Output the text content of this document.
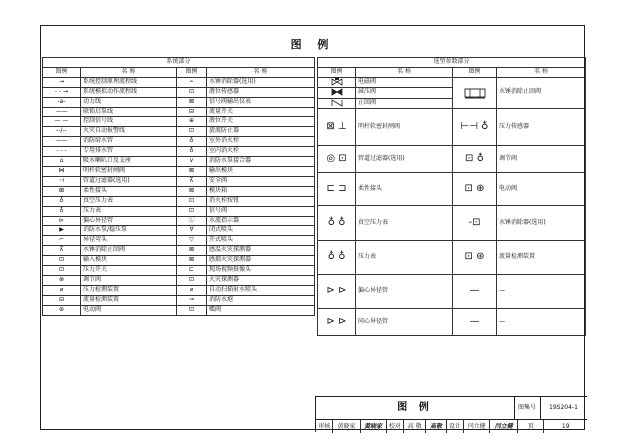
图 例
系统部分			
图例	名 称	图例	名 称
→	系统控制原理流程线	⌁	水锤消除器(选用)
‑ ‑ →	系统模拟动作流程线	⊡	液位传感器
‑a‑	动力线	⊠	信号阀输出仪表
——	联锁启泵线	⊟	流量开关
— —	控制信号线	⊕	液位开关
‑‑/‑‑	火灾自动报警线	⊡	旋流防止器
——	消防给水管	♁	室外消火栓
‑ ‑ ‑	专用排水管	♁	室内消火栓
⌂	吸水喇叭口及支座	∨	消防水泵接合器
⋈	明杆软密封闸阀	⊠	输出模块
⊣	管道过滤器(选用)	⊼	安全阀
⊠	柔性接头	⊠	模块箱
♁	真空压力表	⊡	消火栓按钮
♁	压力表	⊡	信号阀
⊳	偏心异径管	Ⓛ	水流指示器
▶	消防水泵/稳压泵	∀	闭式喷头
⌐	异径弯头	▽	开式喷头
⊼	水锤消除止回阀	⊠	感温火灾探测器
⊡	输入模块	⊠	感烟火灾探测器
⊡	压力开关	⊏	现场视频摄像头
⊗	调节阀	⊡	火灾探测器
⌀	压力检测装置	⌀	自动扫描射水喷头
⊟	流量检测装置	⊸	消防水炮
⊛	电动阀	⊡	蝶阀
选型参数部分			
图例	名 称	图例	名 称
	电磁阀		水锤消除止回阀
	减压阀		
	止回阀		
⊠ ⊥	明杆软密封闸阀	⊢⊣ ♁	压力传感器
◎ ⊡	管道过滤器(选用)	⊡ ♁	调节阀
⊏ ⊐	柔性接头	⊡ ⊕	电动阀
♁ ♁	真空压力表	‑⊡	水锤消除器(选用)
♁ ♁	压力表	⊡ ⊛	流量检测装置
⊳ ⊳	偏心异径管	—	—
⊳ ⊳	同心异径管	—	—
图 例	图集号	19S204-1
审核	黄晓家	黄晓家	校对	高 敬	高敬	设计	闫立健	闫立健	页	19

» **What is needed**: Will you restate every entry word for word and omit the images?

» **Answer to the problem**:
Output the text content of this document.
图 例
系统部分			
图例	名 称	图例	名 称
→	系统控制原理流程线	⌁	水锤消除器(选用)
‑ ‑ →	系统模拟动作流程线	⊡	液位传感器
‑a‑	动力线	⊠	信号阀输出仪表
——	联锁启泵线	⊟	流量开关
— —	控制信号线	⊕	液位开关
‑‑/‑‑	火灾自动报警线	⊡	旋流防止器
——	消防给水管	♁	室外消火栓
‑ ‑ ‑	专用排水管	♁	室内消火栓
⌂	吸水喇叭口及支座	∨	消防水泵接合器
⋈	明杆软密封闸阀	⊠	输出模块
⊣	管道过滤器(选用)	⊼	安全阀
⊠	柔性接头	⊠	模块箱
♁	真空压力表	⊡	消火栓按钮
♁	压力表	⊡	信号阀
⊳	偏心异径管	Ⓛ	水流指示器
▶	消防水泵/稳压泵	∀	闭式喷头
⌐	异径弯头	▽	开式喷头
⊼	水锤消除止回阀	⊠	感温火灾探测器
⊡	输入模块	⊠	感烟火灾探测器
⊡	压力开关	⊏	现场视频摄像头
⊗	调节阀	⊡	火灾探测器
⌀	压力检测装置	⌀	自动扫描射水喷头
⊟	流量检测装置	⊸	消防水炮
⊛	电动阀	⊡	蝶阀
选型参数部分			
图例	名 称	图例	名 称
	电磁阀		水锤消除止回阀
	减压阀		
	止回阀		
⊠ ⊥	明杆软密封闸阀	⊢⊣ ♁	压力传感器
◎ ⊡	管道过滤器(选用)	⊡ ♁	调节阀
⊏ ⊐	柔性接头	⊡ ⊕	电动阀
♁ ♁	真空压力表	‑⊡	水锤消除器(选用)
♁ ♁	压力表	⊡ ⊛	流量检测装置
⊳ ⊳	偏心异径管	—	—
⊳ ⊳	同心异径管	—	—
图 例	图集号	19S204-1
审核	黄晓家	黄晓家	校对	高 敬	高敬	设计	闫立健	闫立健	页	19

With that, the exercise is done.